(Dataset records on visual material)
***

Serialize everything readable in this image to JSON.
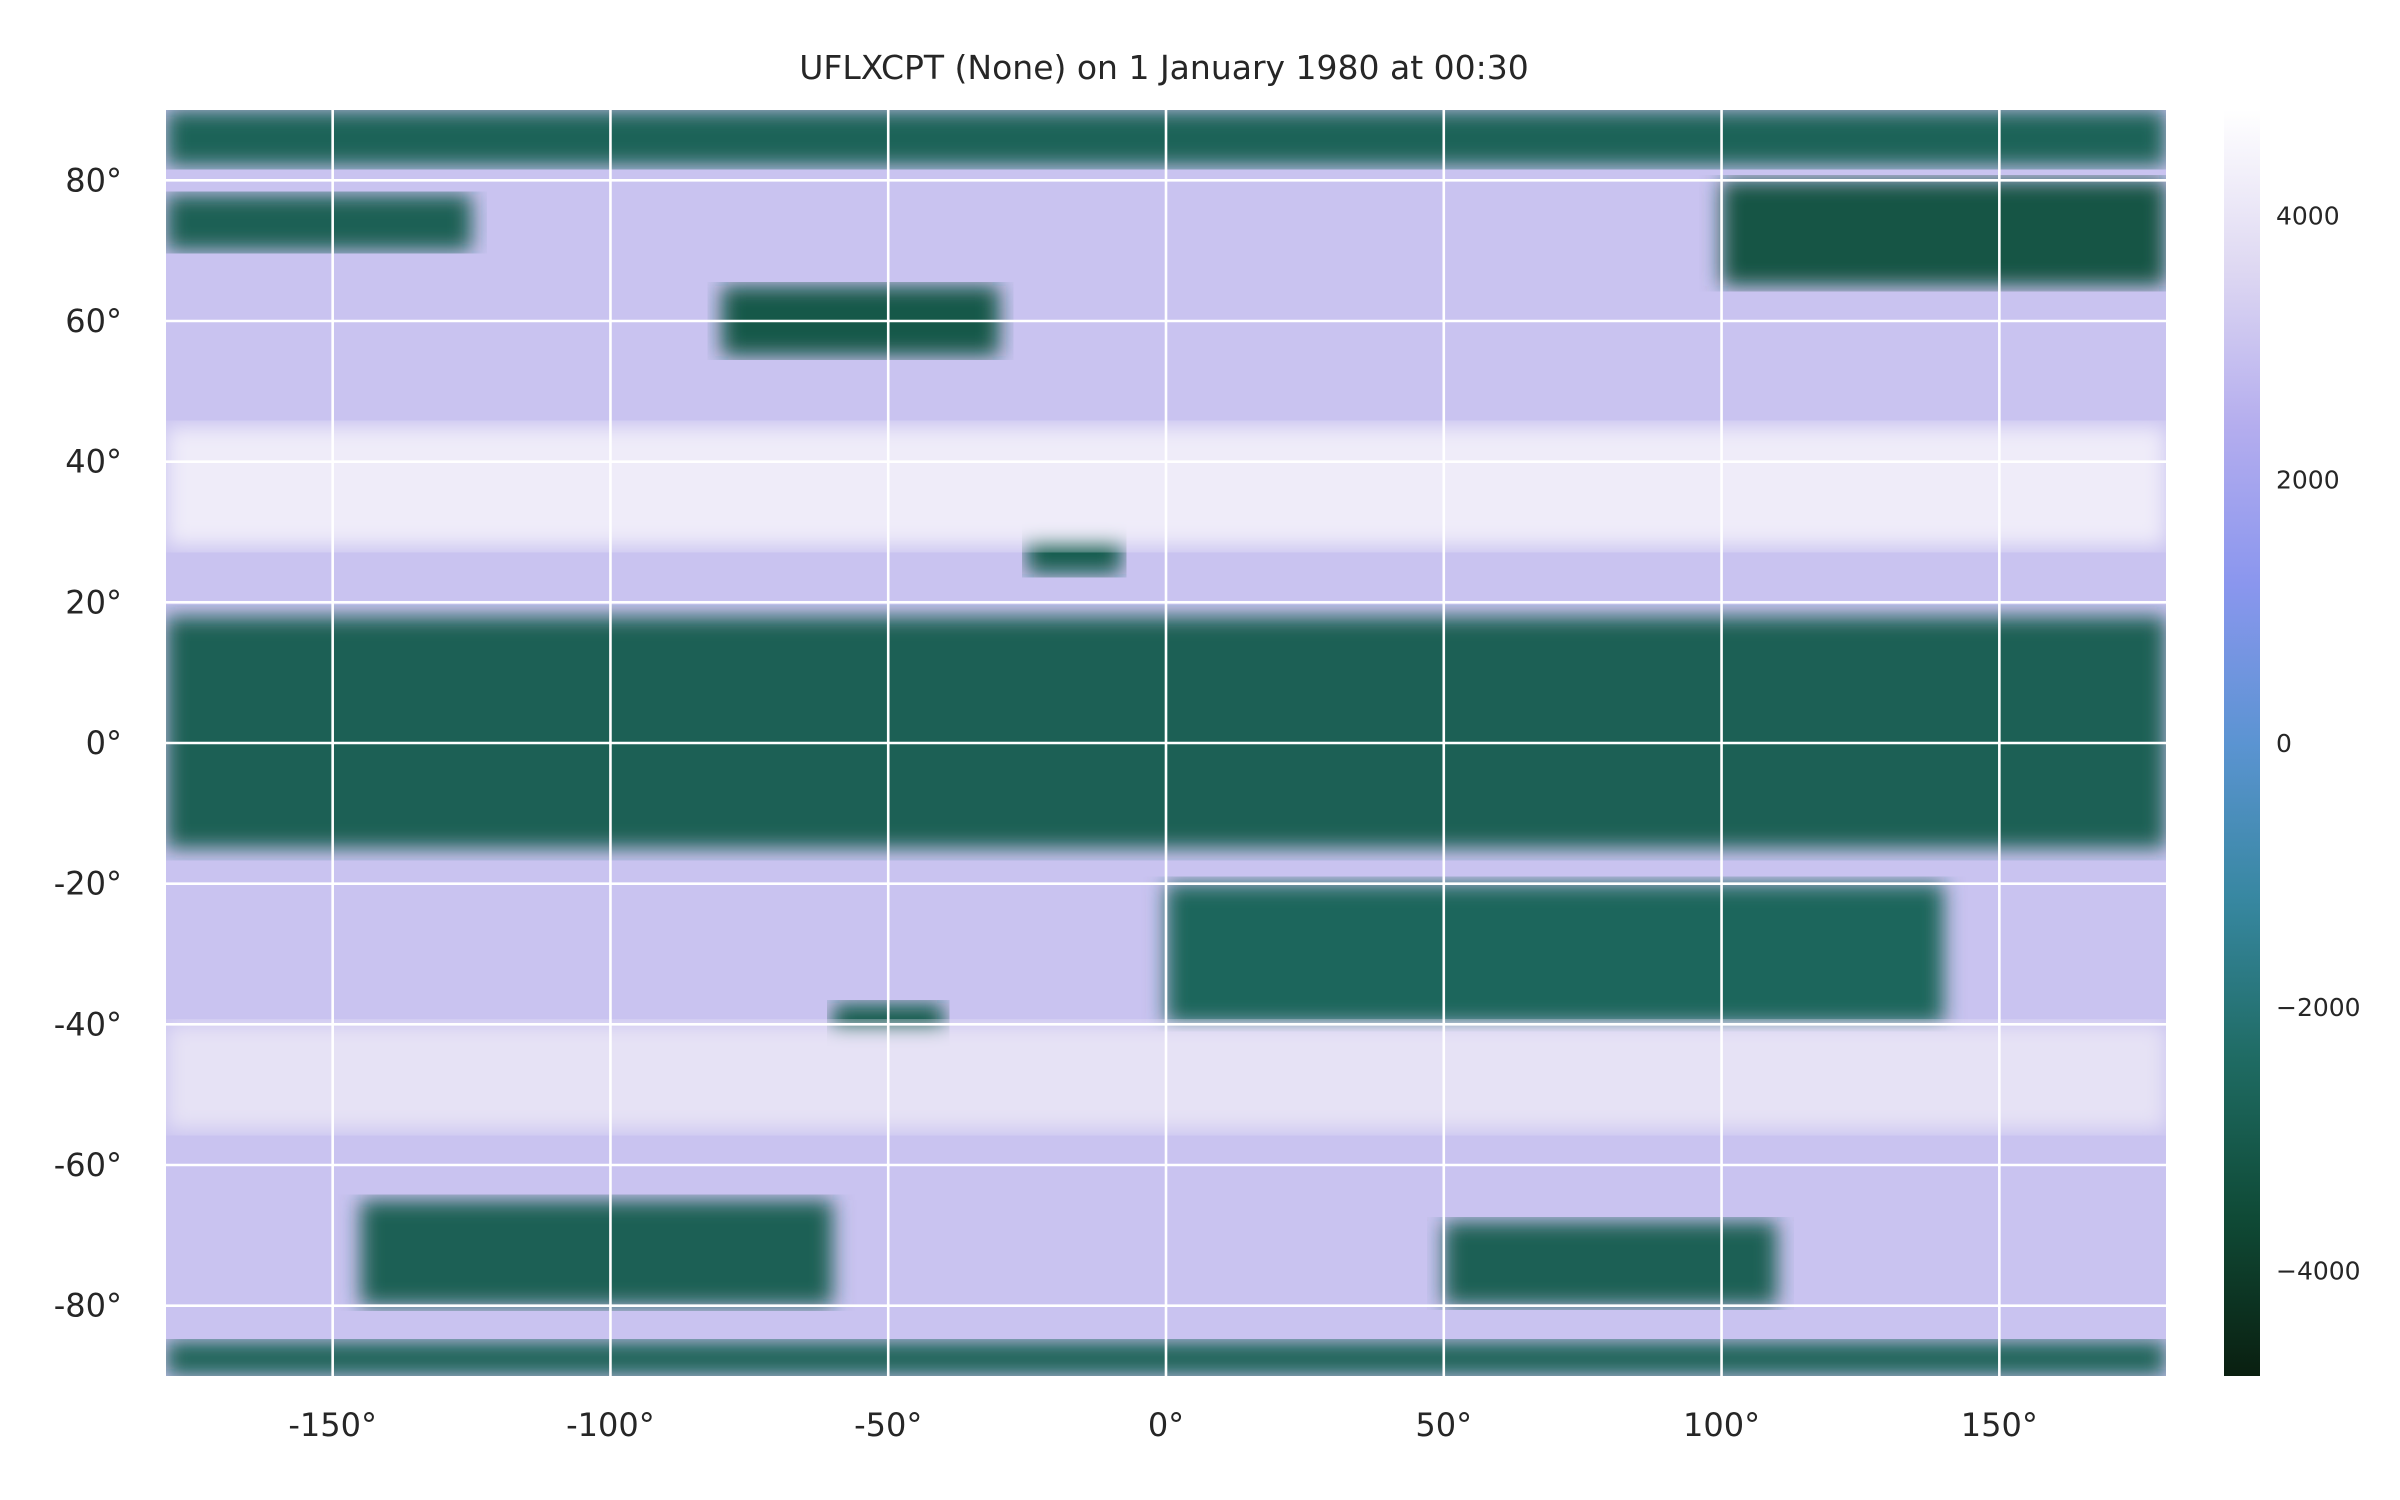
{
  "chart_data": {
    "type": "heatmap",
    "title": "UFLXCPT (None) on 1 January 1980 at 00:30",
    "xlabel": "",
    "ylabel": "",
    "xlim": [
      -180,
      180
    ],
    "ylim": [
      -90,
      90
    ],
    "x_ticks": [
      -150,
      -100,
      -50,
      0,
      50,
      100,
      150
    ],
    "x_tick_labels": [
      "-150°",
      "-100°",
      "-50°",
      "0°",
      "50°",
      "100°",
      "150°"
    ],
    "y_ticks": [
      80,
      60,
      40,
      20,
      0,
      -20,
      -40,
      -60,
      -80
    ],
    "y_tick_labels": [
      "80°",
      "60°",
      "40°",
      "20°",
      "0°",
      "-20°",
      "-40°",
      "-60°",
      "-80°"
    ],
    "grid": true,
    "colorbar": {
      "range": [
        -4800,
        4800
      ],
      "ticks": [
        4000,
        2000,
        0,
        -2000,
        -4000
      ],
      "tick_labels": [
        "4000",
        "2000",
        "0",
        "−2000",
        "−4000"
      ],
      "colormap": [
        {
          "value": -4800,
          "color": "#0a1f10"
        },
        {
          "value": -3600,
          "color": "#0f4a36"
        },
        {
          "value": -2400,
          "color": "#1f6b63"
        },
        {
          "value": -1200,
          "color": "#3787a0"
        },
        {
          "value": 0,
          "color": "#5b94d2"
        },
        {
          "value": 1200,
          "color": "#8a96ee"
        },
        {
          "value": 2400,
          "color": "#b4adee"
        },
        {
          "value": 3600,
          "color": "#ded8f2"
        },
        {
          "value": 4800,
          "color": "#ffffff"
        }
      ]
    },
    "field_regions": [
      {
        "lon_range": [
          -180,
          180
        ],
        "lat_range": [
          -90,
          90
        ],
        "value": 3000
      },
      {
        "lon_range": [
          -180,
          180
        ],
        "lat_range": [
          -15,
          18
        ],
        "value": -2800
      },
      {
        "lon_range": [
          -180,
          180
        ],
        "lat_range": [
          82,
          90
        ],
        "value": -2700
      },
      {
        "lon_range": [
          -180,
          180
        ],
        "lat_range": [
          -90,
          -85
        ],
        "value": -2700
      },
      {
        "lon_range": [
          -180,
          -125
        ],
        "lat_range": [
          70,
          78
        ],
        "value": -2800
      },
      {
        "lon_range": [
          -80,
          -30
        ],
        "lat_range": [
          55,
          65
        ],
        "value": -3100
      },
      {
        "lon_range": [
          100,
          180
        ],
        "lat_range": [
          65,
          80
        ],
        "value": -3200
      },
      {
        "lon_range": [
          -25,
          -8
        ],
        "lat_range": [
          24,
          33
        ],
        "value": -2900
      },
      {
        "lon_range": [
          -60,
          -40
        ],
        "lat_range": [
          -45,
          -37
        ],
        "value": -2900
      },
      {
        "lon_range": [
          -145,
          -60
        ],
        "lat_range": [
          -80,
          -65
        ],
        "value": -2800
      },
      {
        "lon_range": [
          50,
          110
        ],
        "lat_range": [
          -80,
          -68
        ],
        "value": -2800
      },
      {
        "lon_range": [
          0,
          140
        ],
        "lat_range": [
          -40,
          -20
        ],
        "value": -2600
      },
      {
        "lon_range": [
          -180,
          180
        ],
        "lat_range": [
          28,
          45
        ],
        "value": 4200
      },
      {
        "lon_range": [
          -180,
          180
        ],
        "lat_range": [
          -55,
          -40
        ],
        "value": 3900
      }
    ]
  }
}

***

## [Stated task]
Each line above is to be copied verbatim. Drop any image from the copy.

## [The output]
Serialize everything readable in this image to JSON.
{
  "chart_data": {
    "type": "heatmap",
    "title": "UFLXCPT (None) on 1 January 1980 at 00:30",
    "xlabel": "",
    "ylabel": "",
    "xlim": [
      -180,
      180
    ],
    "ylim": [
      -90,
      90
    ],
    "x_ticks": [
      -150,
      -100,
      -50,
      0,
      50,
      100,
      150
    ],
    "x_tick_labels": [
      "-150°",
      "-100°",
      "-50°",
      "0°",
      "50°",
      "100°",
      "150°"
    ],
    "y_ticks": [
      80,
      60,
      40,
      20,
      0,
      -20,
      -40,
      -60,
      -80
    ],
    "y_tick_labels": [
      "80°",
      "60°",
      "40°",
      "20°",
      "0°",
      "-20°",
      "-40°",
      "-60°",
      "-80°"
    ],
    "grid": true,
    "colorbar": {
      "range": [
        -4800,
        4800
      ],
      "ticks": [
        4000,
        2000,
        0,
        -2000,
        -4000
      ],
      "tick_labels": [
        "4000",
        "2000",
        "0",
        "−2000",
        "−4000"
      ],
      "colormap": [
        {
          "value": -4800,
          "color": "#0a1f10"
        },
        {
          "value": -3600,
          "color": "#0f4a36"
        },
        {
          "value": -2400,
          "color": "#1f6b63"
        },
        {
          "value": -1200,
          "color": "#3787a0"
        },
        {
          "value": 0,
          "color": "#5b94d2"
        },
        {
          "value": 1200,
          "color": "#8a96ee"
        },
        {
          "value": 2400,
          "color": "#b4adee"
        },
        {
          "value": 3600,
          "color": "#ded8f2"
        },
        {
          "value": 4800,
          "color": "#ffffff"
        }
      ]
    },
    "field_regions": [
      {
        "lon_range": [
          -180,
          180
        ],
        "lat_range": [
          -90,
          90
        ],
        "value": 3000
      },
      {
        "lon_range": [
          -180,
          180
        ],
        "lat_range": [
          -15,
          18
        ],
        "value": -2800
      },
      {
        "lon_range": [
          -180,
          180
        ],
        "lat_range": [
          82,
          90
        ],
        "value": -2700
      },
      {
        "lon_range": [
          -180,
          180
        ],
        "lat_range": [
          -90,
          -85
        ],
        "value": -2700
      },
      {
        "lon_range": [
          -180,
          -125
        ],
        "lat_range": [
          70,
          78
        ],
        "value": -2800
      },
      {
        "lon_range": [
          -80,
          -30
        ],
        "lat_range": [
          55,
          65
        ],
        "value": -3100
      },
      {
        "lon_range": [
          100,
          180
        ],
        "lat_range": [
          65,
          80
        ],
        "value": -3200
      },
      {
        "lon_range": [
          -25,
          -8
        ],
        "lat_range": [
          24,
          33
        ],
        "value": -2900
      },
      {
        "lon_range": [
          -60,
          -40
        ],
        "lat_range": [
          -45,
          -37
        ],
        "value": -2900
      },
      {
        "lon_range": [
          -145,
          -60
        ],
        "lat_range": [
          -80,
          -65
        ],
        "value": -2800
      },
      {
        "lon_range": [
          50,
          110
        ],
        "lat_range": [
          -80,
          -68
        ],
        "value": -2800
      },
      {
        "lon_range": [
          0,
          140
        ],
        "lat_range": [
          -40,
          -20
        ],
        "value": -2600
      },
      {
        "lon_range": [
          -180,
          180
        ],
        "lat_range": [
          28,
          45
        ],
        "value": 4200
      },
      {
        "lon_range": [
          -180,
          180
        ],
        "lat_range": [
          -55,
          -40
        ],
        "value": 3900
      }
    ]
  }
}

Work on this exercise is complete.